» TO DO
Copy the lines below verbatim, beginning with the line that includes "Reverse-engineer this chart into JSON." and continuing to the end; leave out everything before it.

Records
------------------------

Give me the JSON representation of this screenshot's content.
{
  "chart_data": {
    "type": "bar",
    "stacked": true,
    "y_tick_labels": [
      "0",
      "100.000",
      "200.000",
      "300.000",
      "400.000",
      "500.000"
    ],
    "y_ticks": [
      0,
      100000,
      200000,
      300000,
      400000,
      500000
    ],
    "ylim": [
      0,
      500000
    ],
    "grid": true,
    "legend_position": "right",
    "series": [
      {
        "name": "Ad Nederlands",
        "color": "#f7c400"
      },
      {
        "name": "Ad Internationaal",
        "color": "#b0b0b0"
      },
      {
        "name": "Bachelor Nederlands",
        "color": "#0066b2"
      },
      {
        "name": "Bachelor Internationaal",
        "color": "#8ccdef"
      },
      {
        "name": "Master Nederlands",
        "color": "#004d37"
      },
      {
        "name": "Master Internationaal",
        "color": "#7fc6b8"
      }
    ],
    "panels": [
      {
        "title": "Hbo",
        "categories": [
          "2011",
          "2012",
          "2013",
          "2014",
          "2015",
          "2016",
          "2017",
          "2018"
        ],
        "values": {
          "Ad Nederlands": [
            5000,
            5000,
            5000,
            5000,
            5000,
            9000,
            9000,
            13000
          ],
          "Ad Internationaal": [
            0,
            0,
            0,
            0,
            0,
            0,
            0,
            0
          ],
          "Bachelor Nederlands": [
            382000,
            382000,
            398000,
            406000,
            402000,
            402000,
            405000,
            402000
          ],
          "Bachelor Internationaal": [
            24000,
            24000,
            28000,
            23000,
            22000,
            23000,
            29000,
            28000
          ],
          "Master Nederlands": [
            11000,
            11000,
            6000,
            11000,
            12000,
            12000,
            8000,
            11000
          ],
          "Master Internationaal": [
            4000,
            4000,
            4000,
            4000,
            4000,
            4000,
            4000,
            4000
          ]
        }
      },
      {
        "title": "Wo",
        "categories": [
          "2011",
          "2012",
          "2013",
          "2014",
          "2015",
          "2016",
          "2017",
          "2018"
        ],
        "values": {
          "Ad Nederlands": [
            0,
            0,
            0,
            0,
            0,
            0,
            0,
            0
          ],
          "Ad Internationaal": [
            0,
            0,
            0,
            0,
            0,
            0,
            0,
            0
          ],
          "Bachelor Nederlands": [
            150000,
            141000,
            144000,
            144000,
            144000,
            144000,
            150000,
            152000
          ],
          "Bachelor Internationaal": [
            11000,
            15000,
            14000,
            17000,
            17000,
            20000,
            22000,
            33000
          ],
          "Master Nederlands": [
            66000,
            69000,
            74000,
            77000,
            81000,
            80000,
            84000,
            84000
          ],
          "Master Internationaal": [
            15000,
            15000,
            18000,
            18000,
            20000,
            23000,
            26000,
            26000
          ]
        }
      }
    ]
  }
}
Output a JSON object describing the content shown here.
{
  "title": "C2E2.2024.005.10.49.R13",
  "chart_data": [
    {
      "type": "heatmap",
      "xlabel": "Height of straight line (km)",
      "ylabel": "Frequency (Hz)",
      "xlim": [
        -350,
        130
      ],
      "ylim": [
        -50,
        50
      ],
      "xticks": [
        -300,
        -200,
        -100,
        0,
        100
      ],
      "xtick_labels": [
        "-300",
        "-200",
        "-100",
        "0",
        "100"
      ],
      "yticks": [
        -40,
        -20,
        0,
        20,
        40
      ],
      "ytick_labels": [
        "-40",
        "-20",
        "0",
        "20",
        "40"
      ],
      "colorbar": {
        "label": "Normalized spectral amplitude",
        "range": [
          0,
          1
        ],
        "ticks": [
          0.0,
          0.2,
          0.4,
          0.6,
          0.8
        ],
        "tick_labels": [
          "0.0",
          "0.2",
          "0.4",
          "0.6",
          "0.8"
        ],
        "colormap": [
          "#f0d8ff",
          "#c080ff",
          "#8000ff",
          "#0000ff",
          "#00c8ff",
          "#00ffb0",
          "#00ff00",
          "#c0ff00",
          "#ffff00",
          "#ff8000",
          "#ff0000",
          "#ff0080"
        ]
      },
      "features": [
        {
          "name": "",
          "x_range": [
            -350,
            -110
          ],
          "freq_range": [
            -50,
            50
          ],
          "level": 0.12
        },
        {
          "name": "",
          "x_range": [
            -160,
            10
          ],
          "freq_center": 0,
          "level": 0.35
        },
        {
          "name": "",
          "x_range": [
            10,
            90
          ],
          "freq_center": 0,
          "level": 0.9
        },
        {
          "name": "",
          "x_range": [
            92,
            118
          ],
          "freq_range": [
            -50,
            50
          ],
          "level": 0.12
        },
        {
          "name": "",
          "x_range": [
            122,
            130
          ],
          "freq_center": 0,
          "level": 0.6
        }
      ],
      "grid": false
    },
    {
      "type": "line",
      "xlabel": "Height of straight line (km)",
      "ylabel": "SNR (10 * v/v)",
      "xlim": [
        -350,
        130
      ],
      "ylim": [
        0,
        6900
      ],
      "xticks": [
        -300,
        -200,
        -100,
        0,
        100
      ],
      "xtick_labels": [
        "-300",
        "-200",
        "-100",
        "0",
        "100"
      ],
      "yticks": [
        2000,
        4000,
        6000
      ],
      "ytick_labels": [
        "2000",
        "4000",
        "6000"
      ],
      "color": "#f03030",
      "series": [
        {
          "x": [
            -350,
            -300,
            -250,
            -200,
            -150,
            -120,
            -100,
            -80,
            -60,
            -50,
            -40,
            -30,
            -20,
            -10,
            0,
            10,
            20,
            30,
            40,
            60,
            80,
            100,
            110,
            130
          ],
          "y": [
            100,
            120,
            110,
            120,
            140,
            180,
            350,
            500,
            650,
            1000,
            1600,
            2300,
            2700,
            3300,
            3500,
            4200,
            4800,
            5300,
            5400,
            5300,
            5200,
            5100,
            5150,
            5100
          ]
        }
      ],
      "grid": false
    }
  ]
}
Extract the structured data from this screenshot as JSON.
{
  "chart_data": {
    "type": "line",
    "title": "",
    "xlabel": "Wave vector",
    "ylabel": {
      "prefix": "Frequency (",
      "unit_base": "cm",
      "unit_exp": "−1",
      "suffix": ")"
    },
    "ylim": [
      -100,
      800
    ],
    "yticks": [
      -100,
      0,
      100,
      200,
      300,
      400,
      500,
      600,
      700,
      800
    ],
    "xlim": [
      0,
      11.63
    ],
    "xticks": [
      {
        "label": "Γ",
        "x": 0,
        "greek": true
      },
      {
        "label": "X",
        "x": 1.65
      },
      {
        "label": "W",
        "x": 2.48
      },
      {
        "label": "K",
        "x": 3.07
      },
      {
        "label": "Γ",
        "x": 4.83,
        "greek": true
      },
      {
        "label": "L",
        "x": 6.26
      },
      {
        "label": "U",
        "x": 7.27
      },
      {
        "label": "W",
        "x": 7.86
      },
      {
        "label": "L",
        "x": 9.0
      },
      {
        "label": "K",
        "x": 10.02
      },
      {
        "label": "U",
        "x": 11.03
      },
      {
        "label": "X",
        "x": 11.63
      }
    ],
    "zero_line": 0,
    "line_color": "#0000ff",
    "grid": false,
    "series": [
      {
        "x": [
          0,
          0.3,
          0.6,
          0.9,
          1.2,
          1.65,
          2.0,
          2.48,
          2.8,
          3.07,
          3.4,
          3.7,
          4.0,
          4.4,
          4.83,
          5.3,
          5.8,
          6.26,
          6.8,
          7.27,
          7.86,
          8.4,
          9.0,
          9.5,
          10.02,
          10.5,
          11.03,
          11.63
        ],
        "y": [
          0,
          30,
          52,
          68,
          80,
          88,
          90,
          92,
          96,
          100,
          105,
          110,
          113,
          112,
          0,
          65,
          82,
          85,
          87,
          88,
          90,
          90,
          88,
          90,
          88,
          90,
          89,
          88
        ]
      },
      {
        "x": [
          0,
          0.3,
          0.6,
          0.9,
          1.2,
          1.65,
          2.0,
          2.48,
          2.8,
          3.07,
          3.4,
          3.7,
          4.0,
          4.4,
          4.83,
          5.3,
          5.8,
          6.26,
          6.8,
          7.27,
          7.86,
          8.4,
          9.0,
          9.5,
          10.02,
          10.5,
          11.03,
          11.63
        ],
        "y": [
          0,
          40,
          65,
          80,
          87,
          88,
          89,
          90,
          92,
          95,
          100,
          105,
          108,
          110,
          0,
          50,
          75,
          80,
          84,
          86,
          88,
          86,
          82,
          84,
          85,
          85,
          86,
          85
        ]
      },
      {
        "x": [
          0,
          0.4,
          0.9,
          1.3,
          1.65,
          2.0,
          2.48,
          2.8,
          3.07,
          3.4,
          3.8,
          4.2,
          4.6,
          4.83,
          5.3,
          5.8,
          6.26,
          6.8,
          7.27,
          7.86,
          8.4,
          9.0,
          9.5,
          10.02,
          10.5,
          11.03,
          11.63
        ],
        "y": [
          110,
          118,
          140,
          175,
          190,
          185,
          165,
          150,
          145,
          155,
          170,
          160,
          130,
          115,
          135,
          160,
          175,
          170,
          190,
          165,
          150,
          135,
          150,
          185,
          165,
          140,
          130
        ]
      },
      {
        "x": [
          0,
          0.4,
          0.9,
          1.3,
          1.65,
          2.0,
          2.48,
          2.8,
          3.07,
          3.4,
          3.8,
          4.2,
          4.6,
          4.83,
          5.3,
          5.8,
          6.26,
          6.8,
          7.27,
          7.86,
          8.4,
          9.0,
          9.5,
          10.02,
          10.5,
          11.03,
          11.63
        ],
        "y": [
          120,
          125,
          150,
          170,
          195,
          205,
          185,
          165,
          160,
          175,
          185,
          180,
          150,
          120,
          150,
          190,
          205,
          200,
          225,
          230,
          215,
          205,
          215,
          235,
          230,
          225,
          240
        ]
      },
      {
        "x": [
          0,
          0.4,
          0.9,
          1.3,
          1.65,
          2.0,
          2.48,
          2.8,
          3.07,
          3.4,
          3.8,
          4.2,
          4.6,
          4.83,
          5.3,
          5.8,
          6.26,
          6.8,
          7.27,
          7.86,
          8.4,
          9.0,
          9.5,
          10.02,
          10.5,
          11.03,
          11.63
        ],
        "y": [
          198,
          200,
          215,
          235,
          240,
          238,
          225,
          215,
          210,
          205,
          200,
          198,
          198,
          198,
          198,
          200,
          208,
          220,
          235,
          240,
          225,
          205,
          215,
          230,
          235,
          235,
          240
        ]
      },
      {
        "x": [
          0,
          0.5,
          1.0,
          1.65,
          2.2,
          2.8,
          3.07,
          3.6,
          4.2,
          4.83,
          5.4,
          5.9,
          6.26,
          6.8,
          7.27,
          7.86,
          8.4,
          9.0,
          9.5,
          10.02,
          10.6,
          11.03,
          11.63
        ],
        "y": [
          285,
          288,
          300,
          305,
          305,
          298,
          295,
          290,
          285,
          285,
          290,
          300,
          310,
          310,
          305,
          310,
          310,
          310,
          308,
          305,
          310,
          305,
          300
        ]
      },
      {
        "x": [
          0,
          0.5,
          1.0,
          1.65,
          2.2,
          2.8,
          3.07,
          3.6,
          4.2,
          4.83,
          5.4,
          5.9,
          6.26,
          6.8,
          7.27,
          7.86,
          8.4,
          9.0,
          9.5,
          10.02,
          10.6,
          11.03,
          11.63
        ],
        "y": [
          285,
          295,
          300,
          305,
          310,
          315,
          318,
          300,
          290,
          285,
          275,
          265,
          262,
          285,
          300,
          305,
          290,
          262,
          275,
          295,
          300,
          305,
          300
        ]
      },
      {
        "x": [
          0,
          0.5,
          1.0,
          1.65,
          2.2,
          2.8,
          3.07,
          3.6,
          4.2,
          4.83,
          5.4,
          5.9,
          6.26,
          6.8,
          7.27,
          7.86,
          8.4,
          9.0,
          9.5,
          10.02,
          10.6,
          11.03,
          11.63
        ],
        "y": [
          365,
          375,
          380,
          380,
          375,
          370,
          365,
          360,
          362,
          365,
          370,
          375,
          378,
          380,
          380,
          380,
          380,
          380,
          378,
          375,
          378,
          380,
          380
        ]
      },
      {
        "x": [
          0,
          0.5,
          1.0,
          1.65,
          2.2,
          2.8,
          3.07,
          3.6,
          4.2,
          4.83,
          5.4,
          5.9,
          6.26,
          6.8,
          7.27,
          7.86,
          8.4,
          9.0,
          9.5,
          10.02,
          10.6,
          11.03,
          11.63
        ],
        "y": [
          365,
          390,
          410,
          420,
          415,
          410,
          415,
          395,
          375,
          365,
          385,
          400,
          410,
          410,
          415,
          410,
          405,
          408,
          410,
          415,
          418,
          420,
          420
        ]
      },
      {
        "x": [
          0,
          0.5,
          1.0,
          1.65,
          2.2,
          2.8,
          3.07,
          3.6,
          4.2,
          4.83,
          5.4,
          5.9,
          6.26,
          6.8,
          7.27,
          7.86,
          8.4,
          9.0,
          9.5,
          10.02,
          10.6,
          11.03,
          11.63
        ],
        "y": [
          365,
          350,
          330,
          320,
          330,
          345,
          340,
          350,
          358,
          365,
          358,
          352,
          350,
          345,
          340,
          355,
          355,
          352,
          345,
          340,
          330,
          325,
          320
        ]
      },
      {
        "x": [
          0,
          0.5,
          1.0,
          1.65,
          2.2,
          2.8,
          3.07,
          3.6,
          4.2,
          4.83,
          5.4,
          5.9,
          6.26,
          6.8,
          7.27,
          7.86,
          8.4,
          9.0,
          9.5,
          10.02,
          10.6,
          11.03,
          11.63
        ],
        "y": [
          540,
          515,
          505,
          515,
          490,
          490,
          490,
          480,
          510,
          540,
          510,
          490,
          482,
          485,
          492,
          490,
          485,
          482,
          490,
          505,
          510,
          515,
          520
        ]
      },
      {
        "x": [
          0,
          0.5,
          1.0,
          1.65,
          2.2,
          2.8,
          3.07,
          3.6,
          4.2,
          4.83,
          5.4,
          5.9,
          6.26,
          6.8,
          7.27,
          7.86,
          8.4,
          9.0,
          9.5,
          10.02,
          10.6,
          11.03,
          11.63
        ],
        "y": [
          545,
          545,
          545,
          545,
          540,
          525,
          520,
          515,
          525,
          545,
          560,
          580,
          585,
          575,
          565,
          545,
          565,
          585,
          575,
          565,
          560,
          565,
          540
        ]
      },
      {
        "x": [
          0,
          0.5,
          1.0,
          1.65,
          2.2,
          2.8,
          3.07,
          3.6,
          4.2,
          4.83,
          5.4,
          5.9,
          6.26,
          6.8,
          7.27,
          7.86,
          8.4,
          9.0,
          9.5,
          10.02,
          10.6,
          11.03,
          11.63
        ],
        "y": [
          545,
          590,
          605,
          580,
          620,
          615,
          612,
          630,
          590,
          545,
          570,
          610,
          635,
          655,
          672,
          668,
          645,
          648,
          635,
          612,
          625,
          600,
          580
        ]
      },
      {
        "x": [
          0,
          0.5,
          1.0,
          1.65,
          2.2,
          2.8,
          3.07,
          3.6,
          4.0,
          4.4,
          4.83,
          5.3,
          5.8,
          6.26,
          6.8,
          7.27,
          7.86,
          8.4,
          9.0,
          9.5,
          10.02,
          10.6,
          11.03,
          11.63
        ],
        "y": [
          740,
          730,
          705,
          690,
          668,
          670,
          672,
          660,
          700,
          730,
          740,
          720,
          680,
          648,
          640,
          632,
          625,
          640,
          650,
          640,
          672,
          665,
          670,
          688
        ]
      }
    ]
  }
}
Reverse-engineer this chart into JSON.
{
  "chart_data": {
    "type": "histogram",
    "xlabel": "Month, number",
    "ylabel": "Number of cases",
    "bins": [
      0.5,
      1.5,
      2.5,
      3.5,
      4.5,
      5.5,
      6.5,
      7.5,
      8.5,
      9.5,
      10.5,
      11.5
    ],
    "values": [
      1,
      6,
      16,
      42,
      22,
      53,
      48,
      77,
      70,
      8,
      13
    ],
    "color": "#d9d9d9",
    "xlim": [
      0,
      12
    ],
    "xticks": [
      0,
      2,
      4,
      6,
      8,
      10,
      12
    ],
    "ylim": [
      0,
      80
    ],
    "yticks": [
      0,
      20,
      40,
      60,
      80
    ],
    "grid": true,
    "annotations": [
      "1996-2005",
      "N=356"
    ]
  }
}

------------------------

» RESULT FOR THIS TASK
Reverse-engineer this chart into JSON.
{
  "chart_data": {
    "type": "histogram",
    "xlabel": "Month, number",
    "ylabel": "Number of cases",
    "bins": [
      0.5,
      1.5,
      2.5,
      3.5,
      4.5,
      5.5,
      6.5,
      7.5,
      8.5,
      9.5,
      10.5,
      11.5
    ],
    "values": [
      1,
      6,
      16,
      42,
      22,
      53,
      48,
      77,
      70,
      8,
      13
    ],
    "color": "#d9d9d9",
    "xlim": [
      0,
      12
    ],
    "xticks": [
      0,
      2,
      4,
      6,
      8,
      10,
      12
    ],
    "ylim": [
      0,
      80
    ],
    "yticks": [
      0,
      20,
      40,
      60,
      80
    ],
    "grid": true,
    "annotations": [
      "1996-2005",
      "N=356"
    ]
  }
}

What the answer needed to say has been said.